### GOAL
The records below are to be quoted in full; please keep every word exact.

[Items from a figure collection]

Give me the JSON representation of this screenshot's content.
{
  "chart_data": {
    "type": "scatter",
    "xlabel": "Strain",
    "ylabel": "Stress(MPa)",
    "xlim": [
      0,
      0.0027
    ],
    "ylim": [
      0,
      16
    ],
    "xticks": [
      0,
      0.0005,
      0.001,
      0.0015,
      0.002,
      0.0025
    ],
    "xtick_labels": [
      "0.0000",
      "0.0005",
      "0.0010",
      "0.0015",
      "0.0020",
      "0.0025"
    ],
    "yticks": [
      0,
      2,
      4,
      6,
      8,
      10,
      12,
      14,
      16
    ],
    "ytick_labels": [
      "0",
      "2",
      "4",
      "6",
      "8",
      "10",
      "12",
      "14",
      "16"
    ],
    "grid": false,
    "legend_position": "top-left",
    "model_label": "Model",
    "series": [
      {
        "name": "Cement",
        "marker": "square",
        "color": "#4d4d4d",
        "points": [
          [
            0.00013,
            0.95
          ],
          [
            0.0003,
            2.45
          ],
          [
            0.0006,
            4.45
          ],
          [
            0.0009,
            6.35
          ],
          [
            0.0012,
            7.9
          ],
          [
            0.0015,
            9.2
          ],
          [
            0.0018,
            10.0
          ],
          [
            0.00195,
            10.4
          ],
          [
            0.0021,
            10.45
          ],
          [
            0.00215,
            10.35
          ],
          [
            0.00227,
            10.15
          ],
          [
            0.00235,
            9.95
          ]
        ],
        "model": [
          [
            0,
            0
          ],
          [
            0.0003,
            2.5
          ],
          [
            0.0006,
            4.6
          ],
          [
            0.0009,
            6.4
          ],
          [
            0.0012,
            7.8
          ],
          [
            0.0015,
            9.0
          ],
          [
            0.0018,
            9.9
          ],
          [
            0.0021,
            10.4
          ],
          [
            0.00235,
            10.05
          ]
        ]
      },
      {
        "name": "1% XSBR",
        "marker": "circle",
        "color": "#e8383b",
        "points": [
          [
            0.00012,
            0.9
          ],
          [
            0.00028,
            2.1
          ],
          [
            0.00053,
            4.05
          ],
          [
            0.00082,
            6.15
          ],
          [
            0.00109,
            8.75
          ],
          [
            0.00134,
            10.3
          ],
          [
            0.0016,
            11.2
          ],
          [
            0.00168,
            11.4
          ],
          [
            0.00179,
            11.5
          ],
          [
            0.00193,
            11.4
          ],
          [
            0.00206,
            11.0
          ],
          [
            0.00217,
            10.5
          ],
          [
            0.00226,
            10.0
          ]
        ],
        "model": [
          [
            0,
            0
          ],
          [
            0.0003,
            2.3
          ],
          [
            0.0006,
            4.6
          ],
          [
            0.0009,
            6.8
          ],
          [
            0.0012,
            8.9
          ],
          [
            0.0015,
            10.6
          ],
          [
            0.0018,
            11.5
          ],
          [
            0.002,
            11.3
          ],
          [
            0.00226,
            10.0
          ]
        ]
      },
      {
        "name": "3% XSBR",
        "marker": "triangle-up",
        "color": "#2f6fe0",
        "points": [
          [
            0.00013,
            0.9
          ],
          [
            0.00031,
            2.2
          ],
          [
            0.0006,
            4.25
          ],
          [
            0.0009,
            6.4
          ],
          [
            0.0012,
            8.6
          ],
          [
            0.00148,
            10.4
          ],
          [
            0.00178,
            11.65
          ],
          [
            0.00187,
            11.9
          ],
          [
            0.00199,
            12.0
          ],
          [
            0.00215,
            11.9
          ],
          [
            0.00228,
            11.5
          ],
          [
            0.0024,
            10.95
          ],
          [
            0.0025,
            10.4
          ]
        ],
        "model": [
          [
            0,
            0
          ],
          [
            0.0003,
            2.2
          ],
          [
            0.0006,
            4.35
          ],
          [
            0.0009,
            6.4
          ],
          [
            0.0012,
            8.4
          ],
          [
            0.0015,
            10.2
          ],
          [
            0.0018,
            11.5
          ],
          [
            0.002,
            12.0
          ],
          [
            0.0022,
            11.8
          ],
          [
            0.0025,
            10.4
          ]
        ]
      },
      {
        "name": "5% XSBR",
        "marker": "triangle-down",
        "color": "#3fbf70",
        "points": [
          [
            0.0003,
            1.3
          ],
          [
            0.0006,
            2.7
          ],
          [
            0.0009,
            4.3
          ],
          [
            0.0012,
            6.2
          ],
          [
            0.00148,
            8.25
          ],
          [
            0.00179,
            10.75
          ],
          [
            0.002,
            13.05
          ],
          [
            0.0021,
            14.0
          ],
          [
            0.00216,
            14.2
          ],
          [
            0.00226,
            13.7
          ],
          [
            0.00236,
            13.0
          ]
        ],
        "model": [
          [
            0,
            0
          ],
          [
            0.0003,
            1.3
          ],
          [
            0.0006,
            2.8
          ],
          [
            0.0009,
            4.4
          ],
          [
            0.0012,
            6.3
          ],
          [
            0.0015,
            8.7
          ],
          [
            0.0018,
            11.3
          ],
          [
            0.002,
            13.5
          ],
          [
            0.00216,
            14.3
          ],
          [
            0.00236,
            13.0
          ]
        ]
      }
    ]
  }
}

### WORKED ANSWER
Give me the JSON representation of this screenshot's content.
{
  "chart_data": {
    "type": "scatter",
    "xlabel": "Strain",
    "ylabel": "Stress(MPa)",
    "xlim": [
      0,
      0.0027
    ],
    "ylim": [
      0,
      16
    ],
    "xticks": [
      0,
      0.0005,
      0.001,
      0.0015,
      0.002,
      0.0025
    ],
    "xtick_labels": [
      "0.0000",
      "0.0005",
      "0.0010",
      "0.0015",
      "0.0020",
      "0.0025"
    ],
    "yticks": [
      0,
      2,
      4,
      6,
      8,
      10,
      12,
      14,
      16
    ],
    "ytick_labels": [
      "0",
      "2",
      "4",
      "6",
      "8",
      "10",
      "12",
      "14",
      "16"
    ],
    "grid": false,
    "legend_position": "top-left",
    "model_label": "Model",
    "series": [
      {
        "name": "Cement",
        "marker": "square",
        "color": "#4d4d4d",
        "points": [
          [
            0.00013,
            0.95
          ],
          [
            0.0003,
            2.45
          ],
          [
            0.0006,
            4.45
          ],
          [
            0.0009,
            6.35
          ],
          [
            0.0012,
            7.9
          ],
          [
            0.0015,
            9.2
          ],
          [
            0.0018,
            10.0
          ],
          [
            0.00195,
            10.4
          ],
          [
            0.0021,
            10.45
          ],
          [
            0.00215,
            10.35
          ],
          [
            0.00227,
            10.15
          ],
          [
            0.00235,
            9.95
          ]
        ],
        "model": [
          [
            0,
            0
          ],
          [
            0.0003,
            2.5
          ],
          [
            0.0006,
            4.6
          ],
          [
            0.0009,
            6.4
          ],
          [
            0.0012,
            7.8
          ],
          [
            0.0015,
            9.0
          ],
          [
            0.0018,
            9.9
          ],
          [
            0.0021,
            10.4
          ],
          [
            0.00235,
            10.05
          ]
        ]
      },
      {
        "name": "1% XSBR",
        "marker": "circle",
        "color": "#e8383b",
        "points": [
          [
            0.00012,
            0.9
          ],
          [
            0.00028,
            2.1
          ],
          [
            0.00053,
            4.05
          ],
          [
            0.00082,
            6.15
          ],
          [
            0.00109,
            8.75
          ],
          [
            0.00134,
            10.3
          ],
          [
            0.0016,
            11.2
          ],
          [
            0.00168,
            11.4
          ],
          [
            0.00179,
            11.5
          ],
          [
            0.00193,
            11.4
          ],
          [
            0.00206,
            11.0
          ],
          [
            0.00217,
            10.5
          ],
          [
            0.00226,
            10.0
          ]
        ],
        "model": [
          [
            0,
            0
          ],
          [
            0.0003,
            2.3
          ],
          [
            0.0006,
            4.6
          ],
          [
            0.0009,
            6.8
          ],
          [
            0.0012,
            8.9
          ],
          [
            0.0015,
            10.6
          ],
          [
            0.0018,
            11.5
          ],
          [
            0.002,
            11.3
          ],
          [
            0.00226,
            10.0
          ]
        ]
      },
      {
        "name": "3% XSBR",
        "marker": "triangle-up",
        "color": "#2f6fe0",
        "points": [
          [
            0.00013,
            0.9
          ],
          [
            0.00031,
            2.2
          ],
          [
            0.0006,
            4.25
          ],
          [
            0.0009,
            6.4
          ],
          [
            0.0012,
            8.6
          ],
          [
            0.00148,
            10.4
          ],
          [
            0.00178,
            11.65
          ],
          [
            0.00187,
            11.9
          ],
          [
            0.00199,
            12.0
          ],
          [
            0.00215,
            11.9
          ],
          [
            0.00228,
            11.5
          ],
          [
            0.0024,
            10.95
          ],
          [
            0.0025,
            10.4
          ]
        ],
        "model": [
          [
            0,
            0
          ],
          [
            0.0003,
            2.2
          ],
          [
            0.0006,
            4.35
          ],
          [
            0.0009,
            6.4
          ],
          [
            0.0012,
            8.4
          ],
          [
            0.0015,
            10.2
          ],
          [
            0.0018,
            11.5
          ],
          [
            0.002,
            12.0
          ],
          [
            0.0022,
            11.8
          ],
          [
            0.0025,
            10.4
          ]
        ]
      },
      {
        "name": "5% XSBR",
        "marker": "triangle-down",
        "color": "#3fbf70",
        "points": [
          [
            0.0003,
            1.3
          ],
          [
            0.0006,
            2.7
          ],
          [
            0.0009,
            4.3
          ],
          [
            0.0012,
            6.2
          ],
          [
            0.00148,
            8.25
          ],
          [
            0.00179,
            10.75
          ],
          [
            0.002,
            13.05
          ],
          [
            0.0021,
            14.0
          ],
          [
            0.00216,
            14.2
          ],
          [
            0.00226,
            13.7
          ],
          [
            0.00236,
            13.0
          ]
        ],
        "model": [
          [
            0,
            0
          ],
          [
            0.0003,
            1.3
          ],
          [
            0.0006,
            2.8
          ],
          [
            0.0009,
            4.4
          ],
          [
            0.0012,
            6.3
          ],
          [
            0.0015,
            8.7
          ],
          [
            0.0018,
            11.3
          ],
          [
            0.002,
            13.5
          ],
          [
            0.00216,
            14.3
          ],
          [
            0.00236,
            13.0
          ]
        ]
      }
    ]
  }
}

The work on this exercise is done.